→ **Exercise materials**
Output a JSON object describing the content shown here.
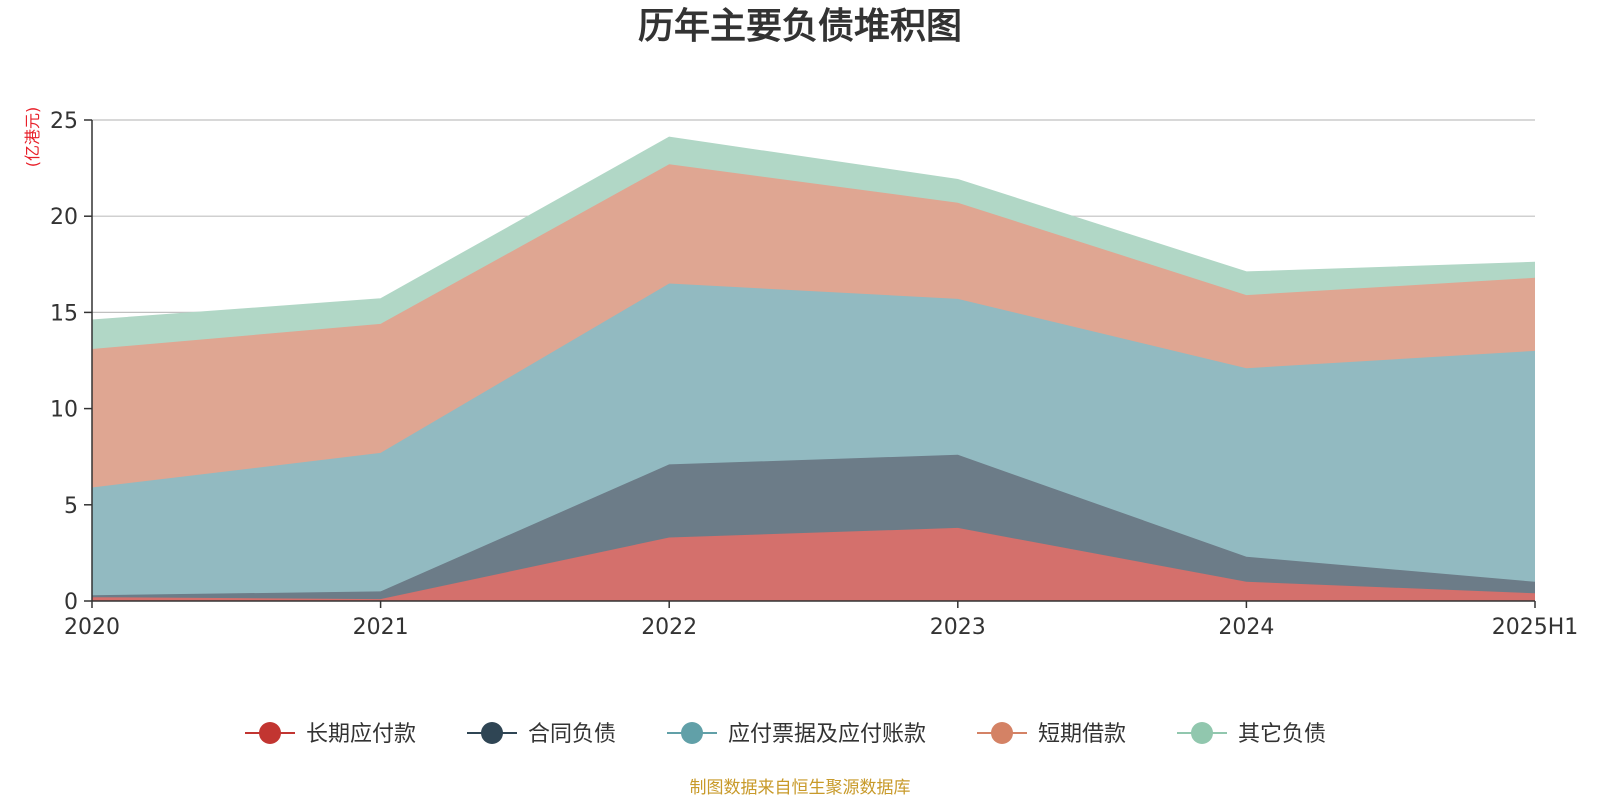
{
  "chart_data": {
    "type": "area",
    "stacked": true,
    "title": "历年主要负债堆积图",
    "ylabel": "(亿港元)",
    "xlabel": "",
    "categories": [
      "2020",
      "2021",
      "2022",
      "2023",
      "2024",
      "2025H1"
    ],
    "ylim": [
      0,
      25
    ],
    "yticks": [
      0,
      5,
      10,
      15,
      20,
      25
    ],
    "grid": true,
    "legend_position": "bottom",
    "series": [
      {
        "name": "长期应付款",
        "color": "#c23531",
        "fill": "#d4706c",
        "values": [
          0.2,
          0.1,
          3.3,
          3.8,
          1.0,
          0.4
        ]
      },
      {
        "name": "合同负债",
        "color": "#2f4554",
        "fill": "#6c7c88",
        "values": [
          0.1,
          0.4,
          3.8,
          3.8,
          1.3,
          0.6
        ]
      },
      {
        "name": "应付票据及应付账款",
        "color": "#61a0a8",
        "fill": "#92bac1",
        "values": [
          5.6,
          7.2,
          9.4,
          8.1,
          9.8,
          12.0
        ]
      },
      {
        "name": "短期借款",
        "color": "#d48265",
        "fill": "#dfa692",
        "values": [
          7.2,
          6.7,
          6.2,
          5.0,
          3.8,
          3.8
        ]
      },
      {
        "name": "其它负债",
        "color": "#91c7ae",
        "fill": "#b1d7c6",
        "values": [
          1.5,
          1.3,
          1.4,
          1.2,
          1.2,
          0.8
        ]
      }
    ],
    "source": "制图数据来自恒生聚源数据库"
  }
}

→ **Work instructions**
Wherever "name" shows up in a line, copy that line.

→ **Exercise solution**
        "name": "长期应付款",
        "name": "合同负债",
        "name": "应付票据及应付账款",
        "name": "短期借款",
        "name": "其它负债",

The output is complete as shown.